(Figure contents as structured data)
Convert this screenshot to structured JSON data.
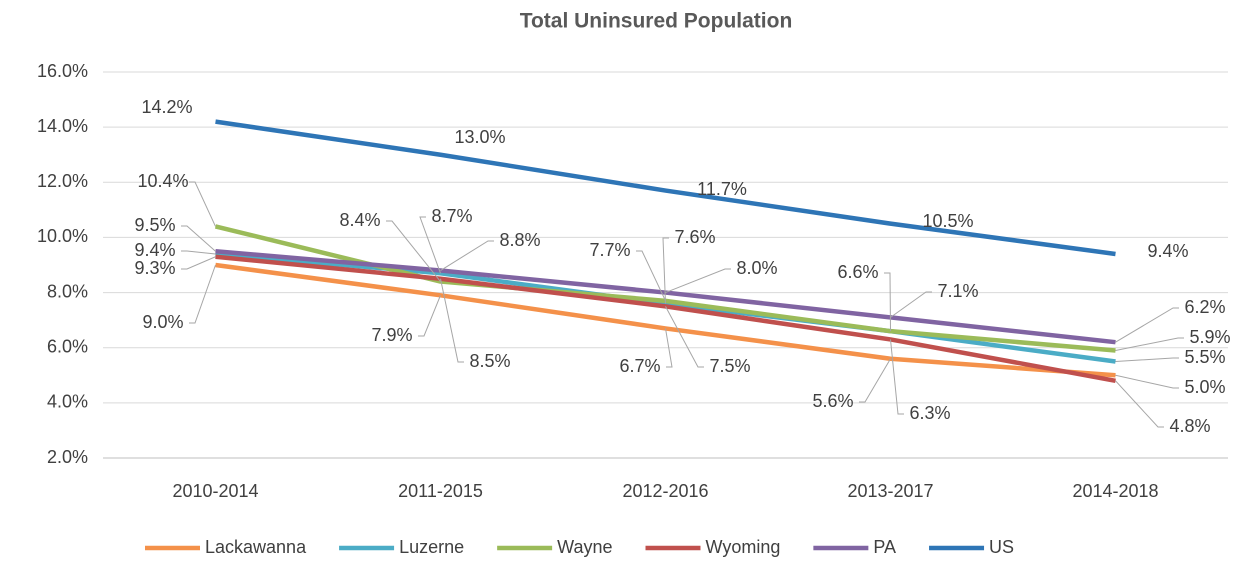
{
  "chart_data": {
    "type": "line",
    "title": "Total Uninsured Population",
    "categories": [
      "2010-2014",
      "2011-2015",
      "2012-2016",
      "2013-2017",
      "2014-2018"
    ],
    "ylim": [
      2,
      16
    ],
    "yticks": [
      {
        "value": 2,
        "label": "2.0%"
      },
      {
        "value": 4,
        "label": "4.0%"
      },
      {
        "value": 6,
        "label": "6.0%"
      },
      {
        "value": 8,
        "label": "8.0%"
      },
      {
        "value": 10,
        "label": "10.0%"
      },
      {
        "value": 12,
        "label": "12.0%"
      },
      {
        "value": 14,
        "label": "14.0%"
      },
      {
        "value": 16,
        "label": "16.0%"
      }
    ],
    "grid": true,
    "legend": "bottom",
    "series": [
      {
        "name": "Lackawanna",
        "color": "#f4914a",
        "values": [
          9.0,
          7.9,
          6.7,
          5.6,
          5.0
        ],
        "value_labels": [
          "9.0%",
          "7.9%",
          "6.7%",
          "5.6%",
          "5.0%"
        ]
      },
      {
        "name": "Luzerne",
        "color": "#4bacc6",
        "values": [
          9.4,
          8.7,
          7.6,
          6.6,
          5.5
        ],
        "value_labels": [
          "9.4%",
          "8.7%",
          "7.6%",
          null,
          "5.5%"
        ]
      },
      {
        "name": "Wayne",
        "color": "#9bbb59",
        "values": [
          10.4,
          8.4,
          7.7,
          6.6,
          5.9
        ],
        "value_labels": [
          "10.4%",
          "8.4%",
          "7.7%",
          "6.6%",
          "5.9%"
        ]
      },
      {
        "name": "Wyoming",
        "color": "#c0504d",
        "values": [
          9.3,
          8.5,
          7.5,
          6.3,
          4.8
        ],
        "value_labels": [
          "9.3%",
          "8.5%",
          "7.5%",
          "6.3%",
          "4.8%"
        ]
      },
      {
        "name": "PA",
        "color": "#8064a2",
        "values": [
          9.5,
          8.8,
          8.0,
          7.1,
          6.2
        ],
        "value_labels": [
          "9.5%",
          "8.8%",
          "8.0%",
          "7.1%",
          "6.2%"
        ]
      },
      {
        "name": "US",
        "color": "#2e75b6",
        "values": [
          14.2,
          13.0,
          11.7,
          10.5,
          9.4
        ],
        "value_labels": [
          "14.2%",
          "13.0%",
          "11.7%",
          "10.5%",
          "9.4%"
        ]
      }
    ]
  }
}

**Task statement:** Search the records for the word "color", then list every line that has it.

**Response:**
        "color": "#f4914a",
        "color": "#4bacc6",
        "color": "#9bbb59",
        "color": "#c0504d",
        "color": "#8064a2",
        "color": "#2e75b6",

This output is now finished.